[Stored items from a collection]
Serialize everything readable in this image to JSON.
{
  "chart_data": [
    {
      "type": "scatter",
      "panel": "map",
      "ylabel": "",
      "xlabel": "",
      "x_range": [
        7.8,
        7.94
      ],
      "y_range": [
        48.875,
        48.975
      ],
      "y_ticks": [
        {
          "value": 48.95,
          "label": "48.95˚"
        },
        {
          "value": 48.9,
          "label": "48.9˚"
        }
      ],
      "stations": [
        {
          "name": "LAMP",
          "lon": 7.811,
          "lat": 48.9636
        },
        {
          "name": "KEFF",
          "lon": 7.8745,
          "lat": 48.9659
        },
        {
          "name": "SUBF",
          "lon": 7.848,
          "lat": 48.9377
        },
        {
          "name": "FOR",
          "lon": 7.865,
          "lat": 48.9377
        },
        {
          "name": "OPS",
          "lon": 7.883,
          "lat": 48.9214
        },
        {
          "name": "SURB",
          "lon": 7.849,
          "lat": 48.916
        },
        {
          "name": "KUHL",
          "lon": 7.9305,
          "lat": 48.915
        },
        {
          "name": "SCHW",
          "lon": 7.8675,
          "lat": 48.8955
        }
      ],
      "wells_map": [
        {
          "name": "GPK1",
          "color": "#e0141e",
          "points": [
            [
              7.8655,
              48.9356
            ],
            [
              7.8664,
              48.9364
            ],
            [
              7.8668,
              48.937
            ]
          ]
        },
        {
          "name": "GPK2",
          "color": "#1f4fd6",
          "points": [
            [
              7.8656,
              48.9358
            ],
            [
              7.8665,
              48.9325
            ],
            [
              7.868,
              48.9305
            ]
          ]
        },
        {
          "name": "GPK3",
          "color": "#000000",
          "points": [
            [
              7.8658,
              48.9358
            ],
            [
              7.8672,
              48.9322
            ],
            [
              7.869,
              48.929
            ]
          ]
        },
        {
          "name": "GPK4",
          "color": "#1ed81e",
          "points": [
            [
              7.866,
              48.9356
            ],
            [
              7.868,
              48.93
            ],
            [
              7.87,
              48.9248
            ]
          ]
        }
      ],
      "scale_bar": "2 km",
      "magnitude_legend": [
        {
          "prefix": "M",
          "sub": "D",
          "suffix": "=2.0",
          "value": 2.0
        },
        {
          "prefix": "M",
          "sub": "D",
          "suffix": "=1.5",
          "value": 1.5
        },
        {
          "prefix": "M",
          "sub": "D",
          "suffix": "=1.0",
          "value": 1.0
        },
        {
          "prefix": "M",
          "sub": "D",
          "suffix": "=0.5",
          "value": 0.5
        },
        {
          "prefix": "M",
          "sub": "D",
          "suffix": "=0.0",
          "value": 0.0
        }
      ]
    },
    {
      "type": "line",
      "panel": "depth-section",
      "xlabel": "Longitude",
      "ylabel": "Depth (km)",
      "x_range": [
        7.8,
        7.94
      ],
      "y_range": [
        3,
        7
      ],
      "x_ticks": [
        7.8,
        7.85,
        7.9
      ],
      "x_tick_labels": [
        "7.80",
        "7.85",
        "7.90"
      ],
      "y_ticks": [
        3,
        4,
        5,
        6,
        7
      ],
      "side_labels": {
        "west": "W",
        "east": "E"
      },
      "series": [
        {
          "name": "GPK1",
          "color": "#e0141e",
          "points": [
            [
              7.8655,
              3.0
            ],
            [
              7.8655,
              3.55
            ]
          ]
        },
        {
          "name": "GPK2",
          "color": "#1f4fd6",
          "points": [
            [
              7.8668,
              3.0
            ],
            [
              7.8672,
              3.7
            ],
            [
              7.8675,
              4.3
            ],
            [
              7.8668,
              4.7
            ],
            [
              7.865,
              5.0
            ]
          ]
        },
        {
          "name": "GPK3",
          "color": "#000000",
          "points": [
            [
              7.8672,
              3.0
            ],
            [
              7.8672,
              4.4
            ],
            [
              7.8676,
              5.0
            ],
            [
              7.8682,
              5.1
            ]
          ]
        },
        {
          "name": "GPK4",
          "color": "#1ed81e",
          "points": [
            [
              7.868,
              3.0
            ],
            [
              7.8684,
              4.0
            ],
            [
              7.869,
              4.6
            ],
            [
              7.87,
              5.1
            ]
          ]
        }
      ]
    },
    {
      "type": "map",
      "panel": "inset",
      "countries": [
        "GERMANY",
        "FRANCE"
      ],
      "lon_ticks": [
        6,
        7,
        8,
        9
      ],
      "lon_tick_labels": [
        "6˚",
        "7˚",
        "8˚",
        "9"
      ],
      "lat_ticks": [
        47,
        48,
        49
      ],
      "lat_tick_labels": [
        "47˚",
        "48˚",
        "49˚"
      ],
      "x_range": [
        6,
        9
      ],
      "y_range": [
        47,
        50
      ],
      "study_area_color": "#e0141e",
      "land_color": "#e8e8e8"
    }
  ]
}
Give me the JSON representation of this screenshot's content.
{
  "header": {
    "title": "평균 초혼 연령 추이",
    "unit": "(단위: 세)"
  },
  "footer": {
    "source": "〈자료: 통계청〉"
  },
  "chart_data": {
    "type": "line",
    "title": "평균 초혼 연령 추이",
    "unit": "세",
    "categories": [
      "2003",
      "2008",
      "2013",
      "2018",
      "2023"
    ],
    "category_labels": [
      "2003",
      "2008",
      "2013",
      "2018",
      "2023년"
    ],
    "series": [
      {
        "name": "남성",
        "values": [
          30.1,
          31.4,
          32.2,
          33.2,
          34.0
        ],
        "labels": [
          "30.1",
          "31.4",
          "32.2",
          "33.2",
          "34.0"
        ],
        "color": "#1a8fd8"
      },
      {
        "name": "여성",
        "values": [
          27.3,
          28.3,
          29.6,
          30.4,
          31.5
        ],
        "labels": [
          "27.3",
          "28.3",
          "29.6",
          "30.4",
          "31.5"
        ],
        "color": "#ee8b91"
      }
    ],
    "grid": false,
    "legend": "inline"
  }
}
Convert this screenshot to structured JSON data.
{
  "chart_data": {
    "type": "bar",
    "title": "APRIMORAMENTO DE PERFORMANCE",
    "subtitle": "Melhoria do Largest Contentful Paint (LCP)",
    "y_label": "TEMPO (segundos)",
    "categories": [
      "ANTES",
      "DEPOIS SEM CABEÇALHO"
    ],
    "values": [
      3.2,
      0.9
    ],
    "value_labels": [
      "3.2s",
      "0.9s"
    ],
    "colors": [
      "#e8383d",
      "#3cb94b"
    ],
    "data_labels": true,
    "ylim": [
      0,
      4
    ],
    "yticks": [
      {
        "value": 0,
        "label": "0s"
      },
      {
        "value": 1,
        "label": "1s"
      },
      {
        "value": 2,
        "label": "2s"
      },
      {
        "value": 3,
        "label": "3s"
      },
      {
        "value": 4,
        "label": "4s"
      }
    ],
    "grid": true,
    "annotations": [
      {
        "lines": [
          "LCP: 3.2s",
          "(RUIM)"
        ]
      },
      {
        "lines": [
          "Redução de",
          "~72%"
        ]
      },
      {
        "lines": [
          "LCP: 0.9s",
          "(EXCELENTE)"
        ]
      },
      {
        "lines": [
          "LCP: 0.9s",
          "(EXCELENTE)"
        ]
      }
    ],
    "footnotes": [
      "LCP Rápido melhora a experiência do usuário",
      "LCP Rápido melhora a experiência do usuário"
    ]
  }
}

The request:
Print every record above exactly as written.

Exercise response:
Serialize everything readable in this image to JSON.
{
  "chart_data": [
    {
      "type": "scatter",
      "panel": "map",
      "ylabel": "",
      "xlabel": "",
      "x_range": [
        7.8,
        7.94
      ],
      "y_range": [
        48.875,
        48.975
      ],
      "y_ticks": [
        {
          "value": 48.95,
          "label": "48.95˚"
        },
        {
          "value": 48.9,
          "label": "48.9˚"
        }
      ],
      "stations": [
        {
          "name": "LAMP",
          "lon": 7.811,
          "lat": 48.9636
        },
        {
          "name": "KEFF",
          "lon": 7.8745,
          "lat": 48.9659
        },
        {
          "name": "SUBF",
          "lon": 7.848,
          "lat": 48.9377
        },
        {
          "name": "FOR",
          "lon": 7.865,
          "lat": 48.9377
        },
        {
          "name": "OPS",
          "lon": 7.883,
          "lat": 48.9214
        },
        {
          "name": "SURB",
          "lon": 7.849,
          "lat": 48.916
        },
        {
          "name": "KUHL",
          "lon": 7.9305,
          "lat": 48.915
        },
        {
          "name": "SCHW",
          "lon": 7.8675,
          "lat": 48.8955
        }
      ],
      "wells_map": [
        {
          "name": "GPK1",
          "color": "#e0141e",
          "points": [
            [
              7.8655,
              48.9356
            ],
            [
              7.8664,
              48.9364
            ],
            [
              7.8668,
              48.937
            ]
          ]
        },
        {
          "name": "GPK2",
          "color": "#1f4fd6",
          "points": [
            [
              7.8656,
              48.9358
            ],
            [
              7.8665,
              48.9325
            ],
            [
              7.868,
              48.9305
            ]
          ]
        },
        {
          "name": "GPK3",
          "color": "#000000",
          "points": [
            [
              7.8658,
              48.9358
            ],
            [
              7.8672,
              48.9322
            ],
            [
              7.869,
              48.929
            ]
          ]
        },
        {
          "name": "GPK4",
          "color": "#1ed81e",
          "points": [
            [
              7.866,
              48.9356
            ],
            [
              7.868,
              48.93
            ],
            [
              7.87,
              48.9248
            ]
          ]
        }
      ],
      "scale_bar": "2 km",
      "magnitude_legend": [
        {
          "prefix": "M",
          "sub": "D",
          "suffix": "=2.0",
          "value": 2.0
        },
        {
          "prefix": "M",
          "sub": "D",
          "suffix": "=1.5",
          "value": 1.5
        },
        {
          "prefix": "M",
          "sub": "D",
          "suffix": "=1.0",
          "value": 1.0
        },
        {
          "prefix": "M",
          "sub": "D",
          "suffix": "=0.5",
          "value": 0.5
        },
        {
          "prefix": "M",
          "sub": "D",
          "suffix": "=0.0",
          "value": 0.0
        }
      ]
    },
    {
      "type": "line",
      "panel": "depth-section",
      "xlabel": "Longitude",
      "ylabel": "Depth (km)",
      "x_range": [
        7.8,
        7.94
      ],
      "y_range": [
        3,
        7
      ],
      "x_ticks": [
        7.8,
        7.85,
        7.9
      ],
      "x_tick_labels": [
        "7.80",
        "7.85",
        "7.90"
      ],
      "y_ticks": [
        3,
        4,
        5,
        6,
        7
      ],
      "side_labels": {
        "west": "W",
        "east": "E"
      },
      "series": [
        {
          "name": "GPK1",
          "color": "#e0141e",
          "points": [
            [
              7.8655,
              3.0
            ],
            [
              7.8655,
              3.55
            ]
          ]
        },
        {
          "name": "GPK2",
          "color": "#1f4fd6",
          "points": [
            [
              7.8668,
              3.0
            ],
            [
              7.8672,
              3.7
            ],
            [
              7.8675,
              4.3
            ],
            [
              7.8668,
              4.7
            ],
            [
              7.865,
              5.0
            ]
          ]
        },
        {
          "name": "GPK3",
          "color": "#000000",
          "points": [
            [
              7.8672,
              3.0
            ],
            [
              7.8672,
              4.4
            ],
            [
              7.8676,
              5.0
            ],
            [
              7.8682,
              5.1
            ]
          ]
        },
        {
          "name": "GPK4",
          "color": "#1ed81e",
          "points": [
            [
              7.868,
              3.0
            ],
            [
              7.8684,
              4.0
            ],
            [
              7.869,
              4.6
            ],
            [
              7.87,
              5.1
            ]
          ]
        }
      ]
    },
    {
      "type": "map",
      "panel": "inset",
      "countries": [
        "GERMANY",
        "FRANCE"
      ],
      "lon_ticks": [
        6,
        7,
        8,
        9
      ],
      "lon_tick_labels": [
        "6˚",
        "7˚",
        "8˚",
        "9"
      ],
      "lat_ticks": [
        47,
        48,
        49
      ],
      "lat_tick_labels": [
        "47˚",
        "48˚",
        "49˚"
      ],
      "x_range": [
        6,
        9
      ],
      "y_range": [
        47,
        50
      ],
      "study_area_color": "#e0141e",
      "land_color": "#e8e8e8"
    }
  ]
}
Give me the JSON representation of this screenshot's content.
{
  "header": {
    "title": "평균 초혼 연령 추이",
    "unit": "(단위: 세)"
  },
  "footer": {
    "source": "〈자료: 통계청〉"
  },
  "chart_data": {
    "type": "line",
    "title": "평균 초혼 연령 추이",
    "unit": "세",
    "categories": [
      "2003",
      "2008",
      "2013",
      "2018",
      "2023"
    ],
    "category_labels": [
      "2003",
      "2008",
      "2013",
      "2018",
      "2023년"
    ],
    "series": [
      {
        "name": "남성",
        "values": [
          30.1,
          31.4,
          32.2,
          33.2,
          34.0
        ],
        "labels": [
          "30.1",
          "31.4",
          "32.2",
          "33.2",
          "34.0"
        ],
        "color": "#1a8fd8"
      },
      {
        "name": "여성",
        "values": [
          27.3,
          28.3,
          29.6,
          30.4,
          31.5
        ],
        "labels": [
          "27.3",
          "28.3",
          "29.6",
          "30.4",
          "31.5"
        ],
        "color": "#ee8b91"
      }
    ],
    "grid": false,
    "legend": "inline"
  }
}
Convert this screenshot to structured JSON data.
{
  "chart_data": {
    "type": "bar",
    "title": "APRIMORAMENTO DE PERFORMANCE",
    "subtitle": "Melhoria do Largest Contentful Paint (LCP)",
    "y_label": "TEMPO (segundos)",
    "categories": [
      "ANTES",
      "DEPOIS SEM CABEÇALHO"
    ],
    "values": [
      3.2,
      0.9
    ],
    "value_labels": [
      "3.2s",
      "0.9s"
    ],
    "colors": [
      "#e8383d",
      "#3cb94b"
    ],
    "data_labels": true,
    "ylim": [
      0,
      4
    ],
    "yticks": [
      {
        "value": 0,
        "label": "0s"
      },
      {
        "value": 1,
        "label": "1s"
      },
      {
        "value": 2,
        "label": "2s"
      },
      {
        "value": 3,
        "label": "3s"
      },
      {
        "value": 4,
        "label": "4s"
      }
    ],
    "grid": true,
    "annotations": [
      {
        "lines": [
          "LCP: 3.2s",
          "(RUIM)"
        ]
      },
      {
        "lines": [
          "Redução de",
          "~72%"
        ]
      },
      {
        "lines": [
          "LCP: 0.9s",
          "(EXCELENTE)"
        ]
      },
      {
        "lines": [
          "LCP: 0.9s",
          "(EXCELENTE)"
        ]
      }
    ],
    "footnotes": [
      "LCP Rápido melhora a experiência do usuário",
      "LCP Rápido melhora a experiência do usuário"
    ]
  }
}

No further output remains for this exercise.